Required task -
Print every entry, word for word, and skip the images.

Source records -
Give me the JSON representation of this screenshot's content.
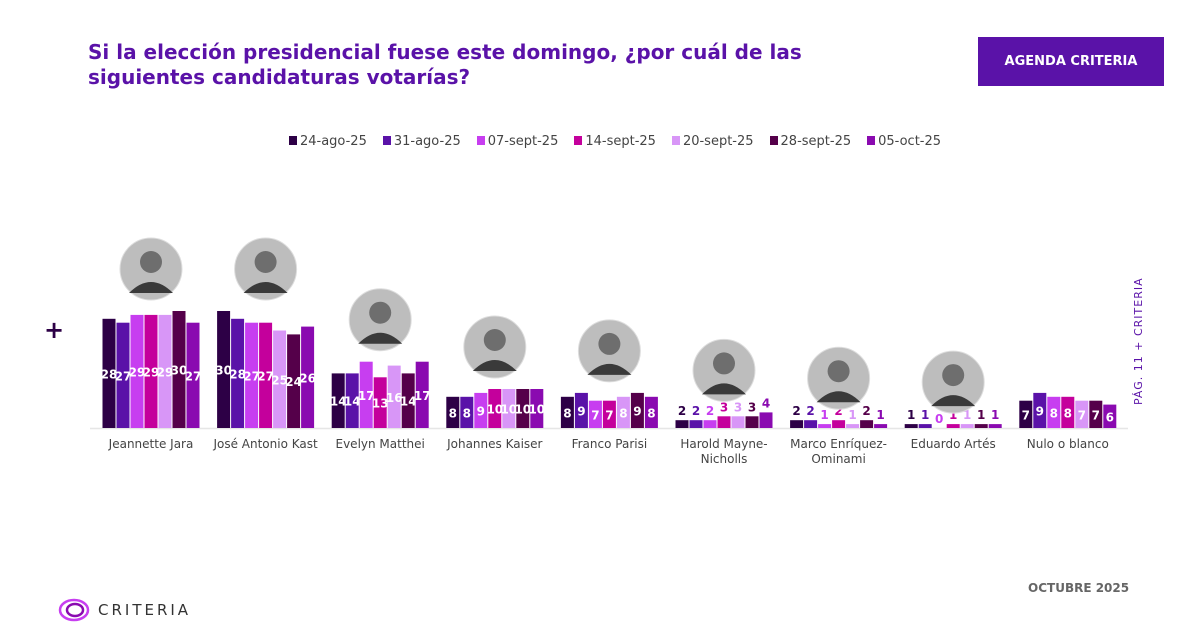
{
  "title": "Si la elección presidencial fuese este domingo, ¿por cuál de las siguientes candidaturas votarías?",
  "brand_button": "AGENDA CRITERIA",
  "side_label": "PÁG. 11   +   CRITERIA",
  "footer_date": "OCTUBRE 2025",
  "logo_text": "CRITERIA",
  "chart_data": {
    "type": "bar",
    "categories": [
      "Jeannette Jara",
      "José Antonio Kast",
      "Evelyn Matthei",
      "Johannes Kaiser",
      "Franco Parisi",
      "Harold Mayne-Nicholls",
      "Marco Enríquez-Ominami",
      "Eduardo Artés",
      "Nulo o blanco"
    ],
    "series": [
      {
        "name": "24-ago-25",
        "color": "#2d0046",
        "values": [
          28,
          30,
          14,
          8,
          8,
          2,
          2,
          1,
          7
        ]
      },
      {
        "name": "31-ago-25",
        "color": "#5a12a8",
        "values": [
          27,
          28,
          14,
          8,
          9,
          2,
          2,
          1,
          9
        ]
      },
      {
        "name": "07-sept-25",
        "color": "#c73ef0",
        "values": [
          29,
          27,
          17,
          9,
          7,
          2,
          1,
          0,
          8
        ]
      },
      {
        "name": "14-sept-25",
        "color": "#c4009c",
        "values": [
          29,
          27,
          13,
          10,
          7,
          3,
          2,
          1,
          8
        ]
      },
      {
        "name": "20-sept-25",
        "color": "#d896f7",
        "values": [
          29,
          25,
          16,
          10,
          8,
          3,
          1,
          1,
          7
        ]
      },
      {
        "name": "28-sept-25",
        "color": "#55004a",
        "values": [
          30,
          24,
          14,
          10,
          9,
          3,
          2,
          1,
          7
        ]
      },
      {
        "name": "05-oct-25",
        "color": "#8a0ab0",
        "values": [
          27,
          26,
          17,
          10,
          8,
          4,
          1,
          1,
          6
        ]
      }
    ],
    "legend": "top",
    "grid": false
  }
}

Finished answer -
Give me the JSON representation of this screenshot's content.
{
  "title": "Si la elección presidencial fuese este domingo, ¿por cuál de las siguientes candidaturas votarías?",
  "brand_button": "AGENDA CRITERIA",
  "side_label": "PÁG. 11   +   CRITERIA",
  "footer_date": "OCTUBRE 2025",
  "logo_text": "CRITERIA",
  "chart_data": {
    "type": "bar",
    "categories": [
      "Jeannette Jara",
      "José Antonio Kast",
      "Evelyn Matthei",
      "Johannes Kaiser",
      "Franco Parisi",
      "Harold Mayne-Nicholls",
      "Marco Enríquez-Ominami",
      "Eduardo Artés",
      "Nulo o blanco"
    ],
    "series": [
      {
        "name": "24-ago-25",
        "color": "#2d0046",
        "values": [
          28,
          30,
          14,
          8,
          8,
          2,
          2,
          1,
          7
        ]
      },
      {
        "name": "31-ago-25",
        "color": "#5a12a8",
        "values": [
          27,
          28,
          14,
          8,
          9,
          2,
          2,
          1,
          9
        ]
      },
      {
        "name": "07-sept-25",
        "color": "#c73ef0",
        "values": [
          29,
          27,
          17,
          9,
          7,
          2,
          1,
          0,
          8
        ]
      },
      {
        "name": "14-sept-25",
        "color": "#c4009c",
        "values": [
          29,
          27,
          13,
          10,
          7,
          3,
          2,
          1,
          8
        ]
      },
      {
        "name": "20-sept-25",
        "color": "#d896f7",
        "values": [
          29,
          25,
          16,
          10,
          8,
          3,
          1,
          1,
          7
        ]
      },
      {
        "name": "28-sept-25",
        "color": "#55004a",
        "values": [
          30,
          24,
          14,
          10,
          9,
          3,
          2,
          1,
          7
        ]
      },
      {
        "name": "05-oct-25",
        "color": "#8a0ab0",
        "values": [
          27,
          26,
          17,
          10,
          8,
          4,
          1,
          1,
          6
        ]
      }
    ],
    "legend": "top",
    "grid": false
  }
}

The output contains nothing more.